● Aim of the task: Copy out the records in full, word for word, without pictures.

● Records for this task:
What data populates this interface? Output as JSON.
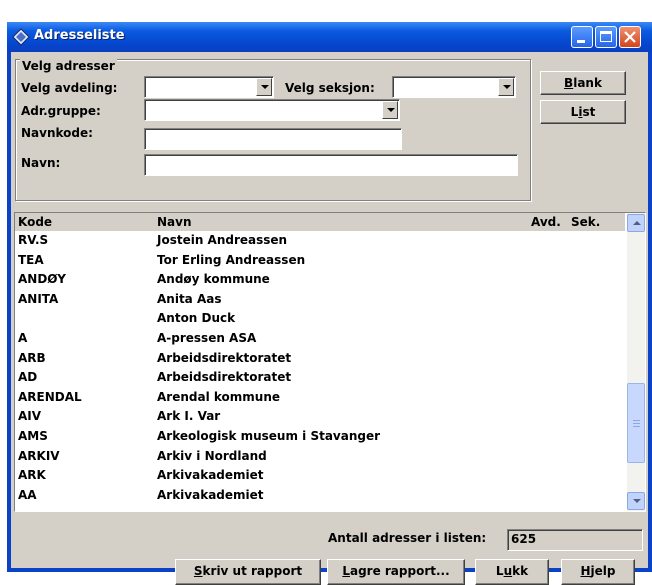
{
  "window": {
    "title": "Adresseliste"
  },
  "group": {
    "legend": "Velg adresser",
    "avdeling_label": "Velg avdeling:",
    "avdeling_value": "",
    "seksjon_label": "Velg seksjon:",
    "seksjon_value": "",
    "gruppe_label": "Adr.gruppe:",
    "gruppe_value": "",
    "navnkode_label": "Navnkode:",
    "navnkode_value": "",
    "navn_label": "Navn:",
    "navn_value": ""
  },
  "side_buttons": {
    "blank": {
      "key": "B",
      "rest": "lank"
    },
    "list": {
      "pre": "L",
      "key": "i",
      "rest": "st"
    }
  },
  "list": {
    "headers": {
      "kode": "Kode",
      "navn": "Navn",
      "avd": "Avd.",
      "sek": "Sek."
    },
    "rows": [
      {
        "kode": "RV.S",
        "navn": "Jostein Andreassen"
      },
      {
        "kode": "TEA",
        "navn": "Tor Erling Andreassen"
      },
      {
        "kode": "ANDØY",
        "navn": "Andøy kommune"
      },
      {
        "kode": "ANITA",
        "navn": "Anita Aas"
      },
      {
        "kode": "",
        "navn": "Anton Duck"
      },
      {
        "kode": "A",
        "navn": "A-pressen ASA"
      },
      {
        "kode": "ARB",
        "navn": "Arbeidsdirektoratet"
      },
      {
        "kode": "AD",
        "navn": "Arbeidsdirektoratet"
      },
      {
        "kode": "ARENDAL",
        "navn": "Arendal kommune"
      },
      {
        "kode": "AIV",
        "navn": "Ark I. Var"
      },
      {
        "kode": "AMS",
        "navn": "Arkeologisk museum i Stavanger"
      },
      {
        "kode": "ARKIV",
        "navn": "Arkiv i Nordland"
      },
      {
        "kode": "ARK",
        "navn": "Arkivakademiet"
      },
      {
        "kode": "AA",
        "navn": "Arkivakademiet"
      }
    ]
  },
  "footer": {
    "count_label": "Antall adresser i listen:",
    "count_value": "625",
    "skriv": {
      "key": "S",
      "rest": "kriv ut rapport"
    },
    "lagre": {
      "key": "L",
      "rest": "agre rapport..."
    },
    "lukk": {
      "pre": "L",
      "key": "u",
      "rest": "kk"
    },
    "hjelp": {
      "key": "H",
      "rest": "jelp"
    }
  },
  "icons": {
    "app": "diamond-app-icon",
    "minimize": "minimize-icon",
    "maximize": "maximize-icon",
    "close": "close-icon"
  }
}
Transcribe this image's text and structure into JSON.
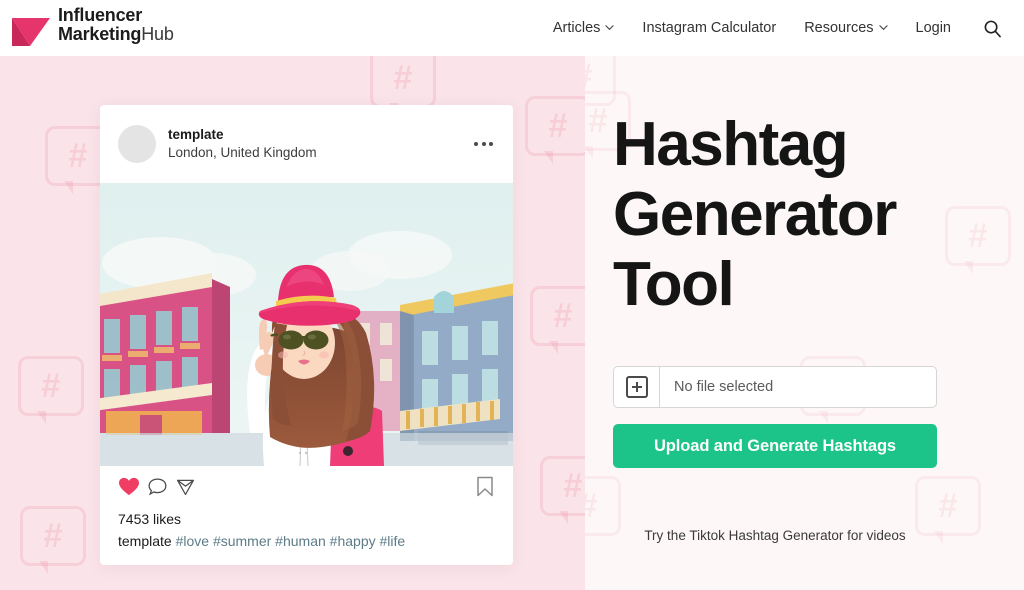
{
  "brand": {
    "line1": "Influencer",
    "line2_bold": "Marketing",
    "line2_rest": "Hub",
    "accent_color": "#e6356c"
  },
  "nav": {
    "items": [
      {
        "label": "Articles",
        "has_caret": true
      },
      {
        "label": "Instagram Calculator",
        "has_caret": false
      },
      {
        "label": "Resources",
        "has_caret": true
      },
      {
        "label": "Login",
        "has_caret": false
      }
    ],
    "search_icon": "search-icon"
  },
  "post": {
    "username": "template",
    "location": "London, United Kingdom",
    "more_icon": "ellipsis-icon",
    "actions": {
      "like_icon": "heart-icon",
      "comment_icon": "comment-icon",
      "share_icon": "paper-plane-icon",
      "save_icon": "bookmark-icon",
      "heart_color": "#ef3d64"
    },
    "likes": "7453 likes",
    "caption_author": "template",
    "caption_tags": "#love #summer #human #happy #life"
  },
  "hero": {
    "title": "Hashtag Generator Tool",
    "file_input": {
      "plus_icon": "plus-square-icon",
      "value": "No file selected",
      "placeholder": "No file selected"
    },
    "upload_button": "Upload and Generate Hashtags",
    "upload_button_color": "#1dc48a",
    "footer_link": "Try the Tiktok Hashtag Generator for videos"
  },
  "background": {
    "left_color": "#fae4e9",
    "right_color": "#fdf7f7",
    "pattern_glyph": "#"
  }
}
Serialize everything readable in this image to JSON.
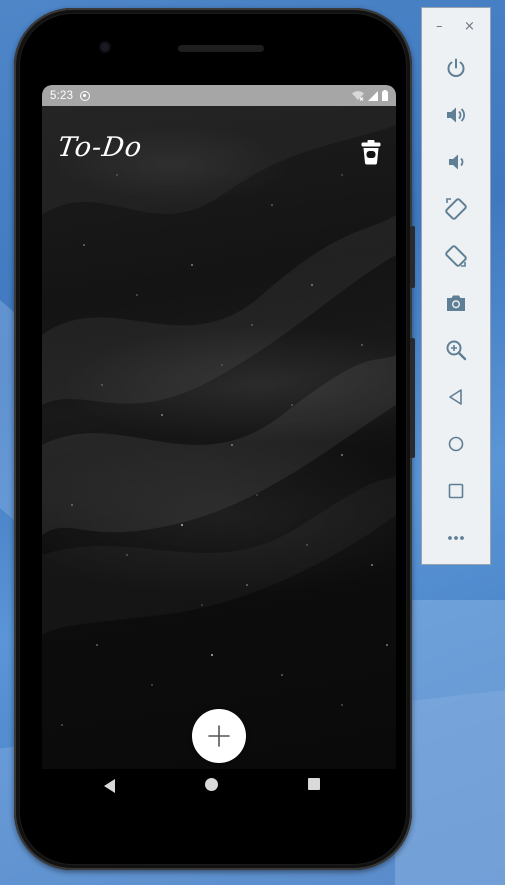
{
  "status_bar": {
    "time": "5:23"
  },
  "app": {
    "title": "To-Do"
  },
  "icons": {
    "trash": "trash-icon",
    "add": "plus-icon"
  },
  "toolbar": {
    "minimize_label": "–",
    "close_label": "×",
    "buttons": [
      "power-icon",
      "volume-up-icon",
      "volume-down-icon",
      "rotate-left-icon",
      "rotate-right-icon",
      "camera-icon",
      "zoom-icon",
      "back-icon",
      "home-icon",
      "overview-icon",
      "more-icon"
    ]
  },
  "colors": {
    "status_bar": "#a6a6a6",
    "toolbar_icon": "#5f7f95",
    "fab": "#ffffff"
  }
}
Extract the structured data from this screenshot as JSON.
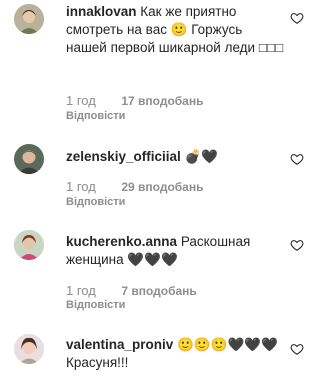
{
  "comments": [
    {
      "username": "innaklovan",
      "text": "Как же приятно смотреть на вас 🙂 Горжусь нашей первой шикарной леди □□□",
      "time": "1 год",
      "likes": "17 вподобань",
      "reply": "Відповісти"
    },
    {
      "username": "zelenskiy_officiial",
      "text": "💣🖤",
      "time": "1 год",
      "likes": "29 вподобань",
      "reply": "Відповісти"
    },
    {
      "username": "kucherenko.anna",
      "text": "Раскошная женщина 🖤🖤🖤",
      "time": "1 год",
      "likes": "7 вподобань",
      "reply": "Відповісти"
    },
    {
      "username": "valentina_proniv",
      "text": "🙂🙂🙂🖤🖤🖤 Красуня!!!",
      "time": "",
      "likes": "",
      "reply": ""
    }
  ],
  "colors": {
    "text": "#262626",
    "muted": "#8e8e8e"
  },
  "icons": {
    "like": "heart-outline-icon"
  }
}
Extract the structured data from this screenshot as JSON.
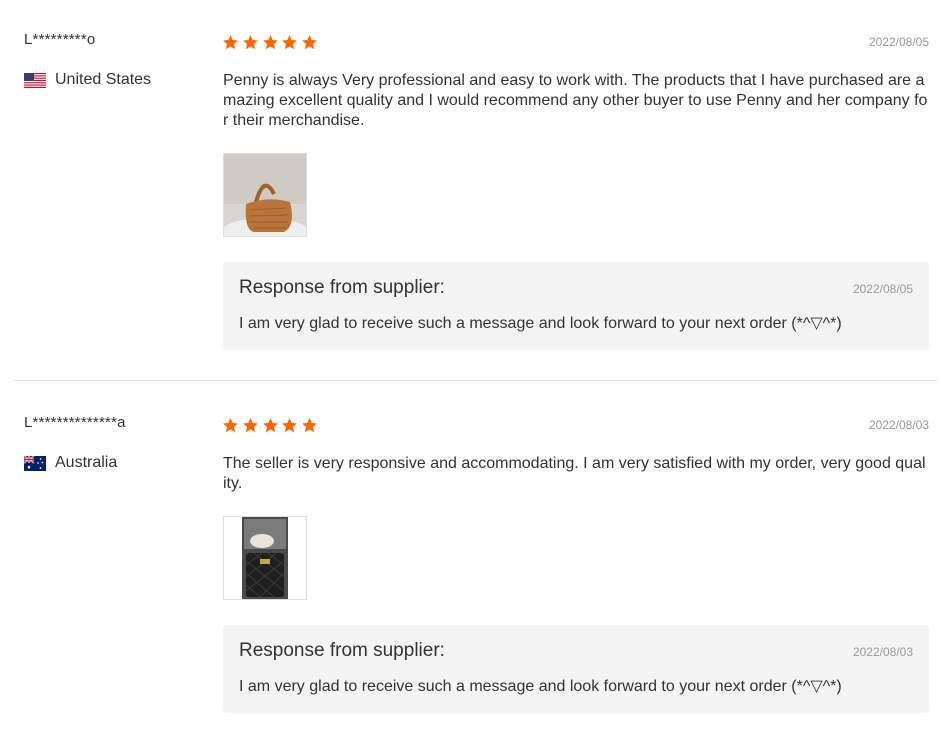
{
  "reviews": [
    {
      "user": "L*********o",
      "country": "United States",
      "flag_icon": "us-flag-icon",
      "rating": 5,
      "date": "2022/08/05",
      "text": "Penny is always Very professional and easy to work with. The products that I have purchased are amazing excellent quality and I would recommend any other buyer to use Penny and her company for their merchandise.",
      "photo_icon": "handbag-photo",
      "response": {
        "title": "Response from supplier:",
        "date": "2022/08/05",
        "text": "I am very glad to receive such a message and look forward to your next order (*^▽^*)"
      }
    },
    {
      "user": "L**************a",
      "country": "Australia",
      "flag_icon": "au-flag-icon",
      "rating": 5,
      "date": "2022/08/03",
      "text": "The seller is very responsive and accommodating. I am very satisfied with my order, very good quality.",
      "photo_icon": "quilted-bag-photo",
      "response": {
        "title": "Response from supplier:",
        "date": "2022/08/03",
        "text": "I am very glad to receive such a message and look forward to your next order (*^▽^*)"
      }
    }
  ],
  "colors": {
    "star": "#ff6600",
    "muted": "#999999",
    "response_bg": "#f4f4f4"
  }
}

● Output below:
What data populates this interface? Output as JSON.
{
  "window": {
    "title": "Adresseliste"
  },
  "group": {
    "legend": "Velg adresser",
    "avdeling_label": "Velg avdeling:",
    "avdeling_value": "",
    "seksjon_label": "Velg seksjon:",
    "seksjon_value": "",
    "gruppe_label": "Adr.gruppe:",
    "gruppe_value": "",
    "navnkode_label": "Navnkode:",
    "navnkode_value": "",
    "navn_label": "Navn:",
    "navn_value": ""
  },
  "side_buttons": {
    "blank": {
      "key": "B",
      "rest": "lank"
    },
    "list": {
      "pre": "L",
      "key": "i",
      "rest": "st"
    }
  },
  "list": {
    "headers": {
      "kode": "Kode",
      "navn": "Navn",
      "avd": "Avd.",
      "sek": "Sek."
    },
    "rows": [
      {
        "kode": "RV.S",
        "navn": "Jostein Andreassen"
      },
      {
        "kode": "TEA",
        "navn": "Tor Erling Andreassen"
      },
      {
        "kode": "ANDØY",
        "navn": "Andøy kommune"
      },
      {
        "kode": "ANITA",
        "navn": "Anita Aas"
      },
      {
        "kode": "",
        "navn": "Anton Duck"
      },
      {
        "kode": "A",
        "navn": "A-pressen ASA"
      },
      {
        "kode": "ARB",
        "navn": "Arbeidsdirektoratet"
      },
      {
        "kode": "AD",
        "navn": "Arbeidsdirektoratet"
      },
      {
        "kode": "ARENDAL",
        "navn": "Arendal kommune"
      },
      {
        "kode": "AIV",
        "navn": "Ark I. Var"
      },
      {
        "kode": "AMS",
        "navn": "Arkeologisk museum i Stavanger"
      },
      {
        "kode": "ARKIV",
        "navn": "Arkiv i Nordland"
      },
      {
        "kode": "ARK",
        "navn": "Arkivakademiet"
      },
      {
        "kode": "AA",
        "navn": "Arkivakademiet"
      }
    ]
  },
  "footer": {
    "count_label": "Antall adresser i listen:",
    "count_value": "625",
    "skriv": {
      "key": "S",
      "rest": "kriv ut rapport"
    },
    "lagre": {
      "key": "L",
      "rest": "agre rapport..."
    },
    "lukk": {
      "pre": "L",
      "key": "u",
      "rest": "kk"
    },
    "hjelp": {
      "key": "H",
      "rest": "jelp"
    }
  },
  "icons": {
    "app": "diamond-app-icon",
    "minimize": "minimize-icon",
    "maximize": "maximize-icon",
    "close": "close-icon"
  }
}
Transcribe this image's text and structure into JSON.
{
  "brand": {
    "line1": "Influencer",
    "line2_bold": "Marketing",
    "line2_rest": "Hub",
    "accent_color": "#e6356c"
  },
  "nav": {
    "items": [
      {
        "label": "Articles",
        "has_caret": true
      },
      {
        "label": "Instagram Calculator",
        "has_caret": false
      },
      {
        "label": "Resources",
        "has_caret": true
      },
      {
        "label": "Login",
        "has_caret": false
      }
    ],
    "search_icon": "search-icon"
  },
  "post": {
    "username": "template",
    "location": "London, United Kingdom",
    "more_icon": "ellipsis-icon",
    "actions": {
      "like_icon": "heart-icon",
      "comment_icon": "comment-icon",
      "share_icon": "paper-plane-icon",
      "save_icon": "bookmark-icon",
      "heart_color": "#ef3d64"
    },
    "likes": "7453 likes",
    "caption_author": "template",
    "caption_tags": "#love #summer #human #happy #life"
  },
  "hero": {
    "title": "Hashtag Generator Tool",
    "file_input": {
      "plus_icon": "plus-square-icon",
      "value": "No file selected",
      "placeholder": "No file selected"
    },
    "upload_button": "Upload and Generate Hashtags",
    "upload_button_color": "#1dc48a",
    "footer_link": "Try the Tiktok Hashtag Generator for videos"
  },
  "background": {
    "left_color": "#fae4e9",
    "right_color": "#fdf7f7",
    "pattern_glyph": "#"
  }
}
Serialize everything readable in this image to JSON.
{
  "status_bar": {
    "time": "5:23"
  },
  "app": {
    "title": "To-Do"
  },
  "icons": {
    "trash": "trash-icon",
    "add": "plus-icon"
  },
  "toolbar": {
    "minimize_label": "–",
    "close_label": "×",
    "buttons": [
      "power-icon",
      "volume-up-icon",
      "volume-down-icon",
      "rotate-left-icon",
      "rotate-right-icon",
      "camera-icon",
      "zoom-icon",
      "back-icon",
      "home-icon",
      "overview-icon",
      "more-icon"
    ]
  },
  "colors": {
    "status_bar": "#a6a6a6",
    "toolbar_icon": "#5f7f95",
    "fab": "#ffffff"
  }
}
Extract the structured data from this screenshot as JSON.
{
  "comments": [
    {
      "username": "innaklovan",
      "text": "Как же приятно смотреть на вас 🙂 Горжусь нашей первой шикарной леди □□□",
      "time": "1 год",
      "likes": "17 вподобань",
      "reply": "Відповісти"
    },
    {
      "username": "zelenskiy_officiial",
      "text": "💣🖤",
      "time": "1 год",
      "likes": "29 вподобань",
      "reply": "Відповісти"
    },
    {
      "username": "kucherenko.anna",
      "text": "Раскошная женщина 🖤🖤🖤",
      "time": "1 год",
      "likes": "7 вподобань",
      "reply": "Відповісти"
    },
    {
      "username": "valentina_proniv",
      "text": "🙂🙂🙂🖤🖤🖤 Красуня!!!",
      "time": "",
      "likes": "",
      "reply": ""
    }
  ],
  "colors": {
    "text": "#262626",
    "muted": "#8e8e8e"
  },
  "icons": {
    "like": "heart-outline-icon"
  }
}
Extract the structured data from this screenshot as JSON.
{
  "reviews": [
    {
      "user": "L*********o",
      "country": "United States",
      "flag_icon": "us-flag-icon",
      "rating": 5,
      "date": "2022/08/05",
      "text": "Penny is always Very professional and easy to work with. The products that I have purchased are amazing excellent quality and I would recommend any other buyer to use Penny and her company for their merchandise.",
      "photo_icon": "handbag-photo",
      "response": {
        "title": "Response from supplier:",
        "date": "2022/08/05",
        "text": "I am very glad to receive such a message and look forward to your next order (*^▽^*)"
      }
    },
    {
      "user": "L**************a",
      "country": "Australia",
      "flag_icon": "au-flag-icon",
      "rating": 5,
      "date": "2022/08/03",
      "text": "The seller is very responsive and accommodating. I am very satisfied with my order, very good quality.",
      "photo_icon": "quilted-bag-photo",
      "response": {
        "title": "Response from supplier:",
        "date": "2022/08/03",
        "text": "I am very glad to receive such a message and look forward to your next order (*^▽^*)"
      }
    }
  ],
  "colors": {
    "star": "#ff6600",
    "muted": "#999999",
    "response_bg": "#f4f4f4"
  }
}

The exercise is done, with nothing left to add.